## Prompt
Identify the lines bearing the string "Reina" and gather them.

#### Data provided

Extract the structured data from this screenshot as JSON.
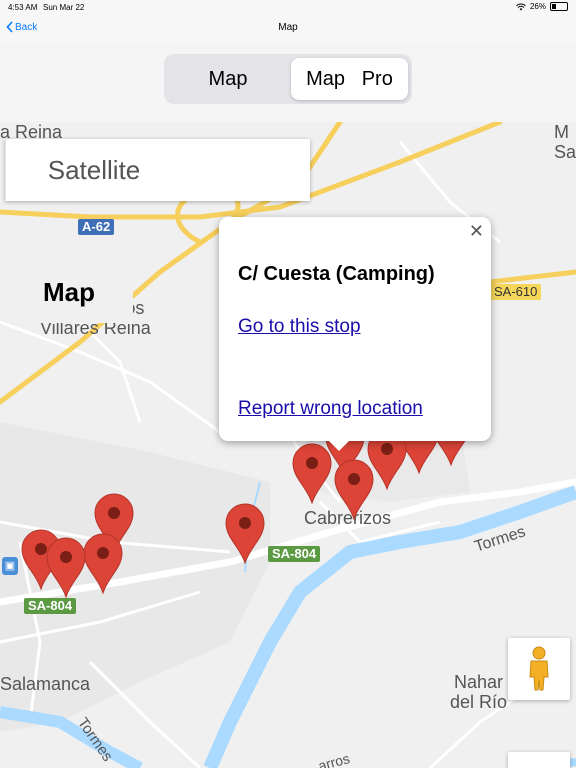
{
  "status": {
    "time": "4:53 AM",
    "date": "Sun Mar 22",
    "battery": "26%"
  },
  "nav": {
    "back_label": "Back",
    "title": "Map"
  },
  "segmented": {
    "left": "Map",
    "right": "Map   Pro",
    "selected": "right"
  },
  "map": {
    "type_buttons": {
      "map": "Map",
      "satellite": "Satellite"
    },
    "labels": {
      "la_reina": "a Reina",
      "poligono_1": "Poligono los",
      "poligono_2": "Villares Reina",
      "cabrerizos": "Cabrerizos",
      "salamanca": "Salamanca",
      "tormes_1": "Tormes",
      "tormes_2": "Tormes",
      "naharros_1": "Nahar",
      "naharros_2": "del Río",
      "corner_1": "M",
      "corner_2": "Sa",
      "bottom": "arros"
    },
    "shields": {
      "a62": "A-62",
      "sa610": "SA-610",
      "sa804_a": "SA-804",
      "sa804_b": "SA-804"
    },
    "colors": {
      "pin": "#db4437",
      "road_major": "#f6cf5d",
      "water": "#aadaff",
      "road_minor": "#ffffff"
    }
  },
  "popup": {
    "title": "C/ Cuesta (Camping)",
    "go_link": "Go to this stop",
    "report_link": "Report wrong location",
    "close": "✕"
  },
  "icons": {
    "pegman": "pegman-icon",
    "wifi": "wifi-icon",
    "battery": "battery-icon"
  }
}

########

## Solution to the problem
      "la_reina": "a Reina",
      "poligono_2": "Villares Reina",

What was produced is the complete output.